Copy every line of the entries below verbatim, from the first entry to the last. Omit the pictures.

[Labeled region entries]

● ● ●

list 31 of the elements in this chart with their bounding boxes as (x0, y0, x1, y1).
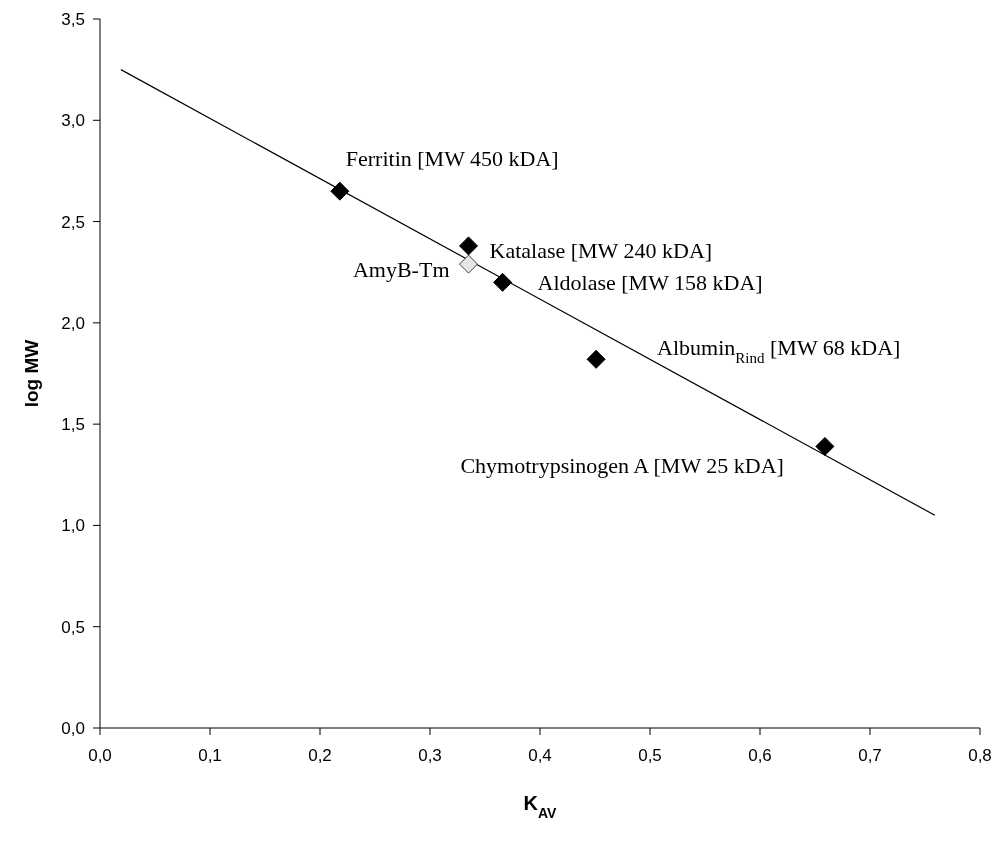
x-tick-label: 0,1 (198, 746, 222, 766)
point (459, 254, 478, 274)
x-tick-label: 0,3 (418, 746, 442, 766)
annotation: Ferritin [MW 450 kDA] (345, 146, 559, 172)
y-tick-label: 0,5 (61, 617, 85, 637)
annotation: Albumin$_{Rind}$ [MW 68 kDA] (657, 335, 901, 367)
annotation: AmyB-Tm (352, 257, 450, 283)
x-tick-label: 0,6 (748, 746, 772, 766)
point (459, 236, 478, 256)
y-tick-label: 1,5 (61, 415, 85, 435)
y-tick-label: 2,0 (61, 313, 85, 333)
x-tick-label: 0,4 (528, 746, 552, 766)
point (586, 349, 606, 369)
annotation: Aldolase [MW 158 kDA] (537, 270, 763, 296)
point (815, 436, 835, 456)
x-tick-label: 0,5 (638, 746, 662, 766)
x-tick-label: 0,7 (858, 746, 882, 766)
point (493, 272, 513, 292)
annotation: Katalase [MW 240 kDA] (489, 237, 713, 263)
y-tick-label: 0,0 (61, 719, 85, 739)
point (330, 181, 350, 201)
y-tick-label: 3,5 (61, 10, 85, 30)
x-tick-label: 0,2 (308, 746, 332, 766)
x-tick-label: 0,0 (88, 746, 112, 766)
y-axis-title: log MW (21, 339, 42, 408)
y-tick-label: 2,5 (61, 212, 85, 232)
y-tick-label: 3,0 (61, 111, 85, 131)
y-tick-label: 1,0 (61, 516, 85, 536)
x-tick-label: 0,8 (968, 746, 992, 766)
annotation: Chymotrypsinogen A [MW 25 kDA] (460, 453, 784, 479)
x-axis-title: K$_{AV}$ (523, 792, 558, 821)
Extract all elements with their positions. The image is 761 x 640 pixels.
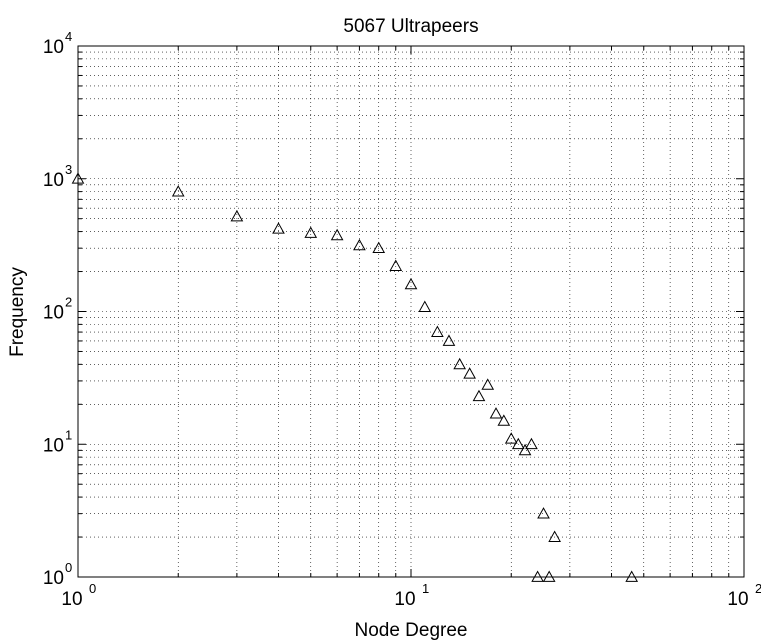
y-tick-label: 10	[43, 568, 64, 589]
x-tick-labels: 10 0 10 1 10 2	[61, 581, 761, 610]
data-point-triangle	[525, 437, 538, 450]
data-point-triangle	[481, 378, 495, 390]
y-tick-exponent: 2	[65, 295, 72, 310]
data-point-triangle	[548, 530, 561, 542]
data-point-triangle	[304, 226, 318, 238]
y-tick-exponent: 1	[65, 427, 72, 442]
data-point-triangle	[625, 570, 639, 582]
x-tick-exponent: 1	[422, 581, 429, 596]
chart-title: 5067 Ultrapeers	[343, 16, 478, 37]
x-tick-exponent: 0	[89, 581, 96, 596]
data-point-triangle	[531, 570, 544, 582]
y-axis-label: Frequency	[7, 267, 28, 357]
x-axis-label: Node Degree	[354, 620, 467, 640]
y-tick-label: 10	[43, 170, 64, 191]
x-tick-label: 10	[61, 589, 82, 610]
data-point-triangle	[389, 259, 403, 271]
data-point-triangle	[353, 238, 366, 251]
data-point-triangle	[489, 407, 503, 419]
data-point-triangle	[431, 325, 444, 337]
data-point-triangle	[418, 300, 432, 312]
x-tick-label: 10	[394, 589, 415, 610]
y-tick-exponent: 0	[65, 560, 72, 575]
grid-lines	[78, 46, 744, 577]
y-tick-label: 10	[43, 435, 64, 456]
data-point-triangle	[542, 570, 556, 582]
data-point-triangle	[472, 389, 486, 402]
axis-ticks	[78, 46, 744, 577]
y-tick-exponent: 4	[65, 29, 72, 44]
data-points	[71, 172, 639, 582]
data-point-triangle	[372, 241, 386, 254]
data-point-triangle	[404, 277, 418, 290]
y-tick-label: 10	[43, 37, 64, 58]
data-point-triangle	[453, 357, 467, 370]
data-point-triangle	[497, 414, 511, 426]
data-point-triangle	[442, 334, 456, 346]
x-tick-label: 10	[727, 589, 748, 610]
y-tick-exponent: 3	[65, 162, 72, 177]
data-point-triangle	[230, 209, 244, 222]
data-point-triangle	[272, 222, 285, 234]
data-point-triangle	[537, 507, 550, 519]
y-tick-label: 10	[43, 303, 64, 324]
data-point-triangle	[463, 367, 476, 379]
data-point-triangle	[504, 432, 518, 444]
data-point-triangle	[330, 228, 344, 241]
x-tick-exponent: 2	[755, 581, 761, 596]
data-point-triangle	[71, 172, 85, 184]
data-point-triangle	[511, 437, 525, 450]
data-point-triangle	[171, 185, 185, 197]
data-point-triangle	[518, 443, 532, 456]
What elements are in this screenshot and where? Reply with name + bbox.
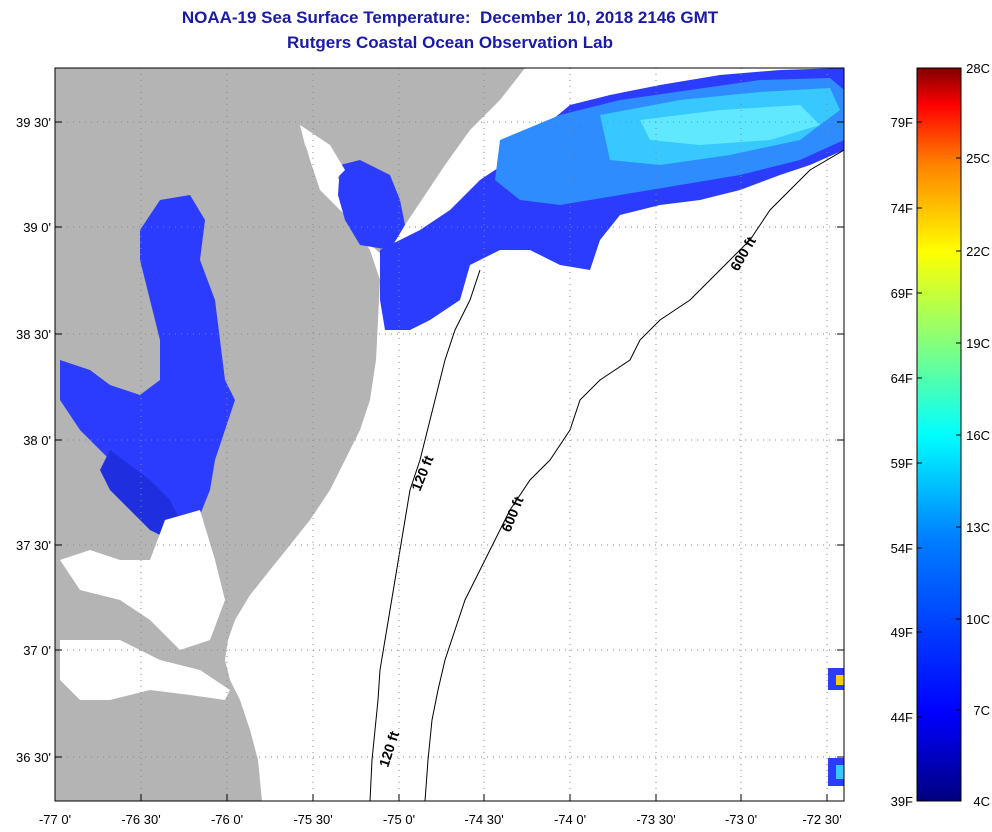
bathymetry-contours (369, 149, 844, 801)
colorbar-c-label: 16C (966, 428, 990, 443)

● ● ●

**WRITTEN RESPONSE:**
list 31 of the elements in this chart with their bounding boxes as (x0, y0, x1, y1).
x-tick-label: 0,1 (198, 746, 222, 766)
point (459, 254, 478, 274)
x-tick-label: 0,3 (418, 746, 442, 766)
annotation: Ferritin [MW 450 kDA] (345, 146, 559, 172)
y-tick-label: 0,5 (61, 617, 85, 637)
annotation: Albumin$_{Rind}$ [MW 68 kDA] (657, 335, 901, 367)
annotation: AmyB-Tm (352, 257, 450, 283)
x-tick-label: 0,6 (748, 746, 772, 766)
point (459, 236, 478, 256)
y-tick-label: 1,5 (61, 415, 85, 435)
y-tick-label: 2,0 (61, 313, 85, 333)
x-tick-label: 0,4 (528, 746, 552, 766)
point (586, 349, 606, 369)
annotation: Aldolase [MW 158 kDA] (537, 270, 763, 296)
point (815, 436, 835, 456)
x-tick-label: 0,5 (638, 746, 662, 766)
x-tick-label: 0,7 (858, 746, 882, 766)
point (493, 272, 513, 292)
annotation: Katalase [MW 240 kDA] (489, 237, 713, 263)
y-tick-label: 0,0 (61, 719, 85, 739)
point (330, 181, 350, 201)
y-tick-label: 3,5 (61, 10, 85, 30)
x-tick-label: 0,2 (308, 746, 332, 766)
x-tick-label: 0,0 (88, 746, 112, 766)
y-axis-title: log MW (21, 339, 42, 408)
y-tick-label: 2,5 (61, 212, 85, 232)
y-tick-label: 3,0 (61, 111, 85, 131)
y-tick-label: 1,0 (61, 516, 85, 536)
x-tick-label: 0,8 (968, 746, 992, 766)
annotation: Chymotrypsinogen A [MW 25 kDA] (460, 453, 784, 479)
x-axis-title: K$_{AV}$ (523, 792, 558, 821)
Extract all elements with their positions. The image is 761 x 640 pixels.
y-tick-label: 10	[43, 568, 64, 589]
x-tick-labels: 10 0 10 1 10 2	[61, 581, 761, 610]
data-point-triangle	[525, 437, 538, 450]
data-point-triangle	[481, 378, 495, 390]
y-tick-exponent: 2	[65, 295, 72, 310]
data-point-triangle	[548, 530, 561, 542]
data-point-triangle	[304, 226, 318, 238]
y-tick-exponent: 1	[65, 427, 72, 442]
data-point-triangle	[625, 570, 639, 582]
x-tick-exponent: 1	[422, 581, 429, 596]
chart-title: 5067 Ultrapeers	[343, 16, 478, 37]
x-tick-exponent: 0	[89, 581, 96, 596]
data-point-triangle	[531, 570, 544, 582]
y-axis-label: Frequency	[7, 267, 28, 357]
x-axis-label: Node Degree	[354, 620, 467, 640]
y-tick-label: 10	[43, 170, 64, 191]
x-tick-label: 10	[61, 589, 82, 610]
data-point-triangle	[389, 259, 403, 271]
data-point-triangle	[353, 238, 366, 251]
data-point-triangle	[489, 407, 503, 419]
data-point-triangle	[431, 325, 444, 337]
data-point-triangle	[418, 300, 432, 312]
x-tick-label: 10	[394, 589, 415, 610]
y-tick-exponent: 0	[65, 560, 72, 575]
grid-lines	[78, 46, 744, 577]
y-tick-label: 10	[43, 435, 64, 456]
data-point-triangle	[542, 570, 556, 582]
data-point-triangle	[472, 389, 486, 402]
axis-ticks	[78, 46, 744, 577]
y-tick-exponent: 4	[65, 29, 72, 44]
data-points	[71, 172, 639, 582]
data-point-triangle	[372, 241, 386, 254]
data-point-triangle	[404, 277, 418, 290]
y-tick-label: 10	[43, 37, 64, 58]
data-point-triangle	[453, 357, 467, 370]
data-point-triangle	[497, 414, 511, 426]
data-point-triangle	[442, 334, 456, 346]
x-tick-label: 10	[727, 589, 748, 610]
y-tick-exponent: 3	[65, 162, 72, 177]
data-point-triangle	[230, 209, 244, 222]
data-point-triangle	[272, 222, 285, 234]
data-point-triangle	[537, 507, 550, 519]
y-tick-label: 10	[43, 303, 64, 324]
data-point-triangle	[463, 367, 476, 379]
data-point-triangle	[504, 432, 518, 444]
data-point-triangle	[330, 228, 344, 241]
x-tick-exponent: 2	[755, 581, 761, 596]
data-point-triangle	[71, 172, 85, 184]
data-point-triangle	[511, 437, 525, 450]
data-point-triangle	[171, 185, 185, 197]
data-point-triangle	[518, 443, 532, 456]
What elements are in this screenshot and where? Reply with name + bbox.
bathymetry-contours (369, 149, 844, 801)
colorbar-c-label: 16C (966, 428, 990, 443)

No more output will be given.